* **Data records**
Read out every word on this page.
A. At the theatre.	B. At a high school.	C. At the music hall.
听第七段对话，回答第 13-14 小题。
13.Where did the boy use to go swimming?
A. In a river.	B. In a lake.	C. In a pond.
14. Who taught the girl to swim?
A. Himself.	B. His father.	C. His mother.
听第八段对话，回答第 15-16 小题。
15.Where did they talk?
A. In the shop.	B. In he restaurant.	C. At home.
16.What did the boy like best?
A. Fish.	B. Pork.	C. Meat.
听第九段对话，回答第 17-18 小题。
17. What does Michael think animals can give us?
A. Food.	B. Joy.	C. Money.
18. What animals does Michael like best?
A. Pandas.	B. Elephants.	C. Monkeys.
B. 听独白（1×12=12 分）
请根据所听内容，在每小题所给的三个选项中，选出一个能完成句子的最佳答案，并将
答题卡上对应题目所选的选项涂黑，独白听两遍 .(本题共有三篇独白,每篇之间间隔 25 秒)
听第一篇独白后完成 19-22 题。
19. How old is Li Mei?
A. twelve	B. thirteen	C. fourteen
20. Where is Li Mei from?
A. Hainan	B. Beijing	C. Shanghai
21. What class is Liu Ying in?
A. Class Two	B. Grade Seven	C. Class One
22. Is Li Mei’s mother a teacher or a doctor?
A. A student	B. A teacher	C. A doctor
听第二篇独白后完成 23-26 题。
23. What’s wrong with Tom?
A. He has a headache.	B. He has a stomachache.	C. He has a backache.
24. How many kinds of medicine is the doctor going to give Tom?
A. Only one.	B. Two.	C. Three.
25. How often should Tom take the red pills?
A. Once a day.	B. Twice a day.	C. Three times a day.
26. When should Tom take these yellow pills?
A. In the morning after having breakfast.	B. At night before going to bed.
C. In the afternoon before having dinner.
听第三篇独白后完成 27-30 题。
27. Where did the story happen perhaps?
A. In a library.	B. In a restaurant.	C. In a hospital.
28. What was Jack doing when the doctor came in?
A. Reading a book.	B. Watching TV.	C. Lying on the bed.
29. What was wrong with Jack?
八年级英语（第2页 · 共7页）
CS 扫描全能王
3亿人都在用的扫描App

* **Requirement**
Copy each line of the records above that carries the word "restaurant".

* **Complete answer**
A. In the shop.	B. In he restaurant.	C. At home.
A. In a library.	B. In a restaurant.	C. In a hospital.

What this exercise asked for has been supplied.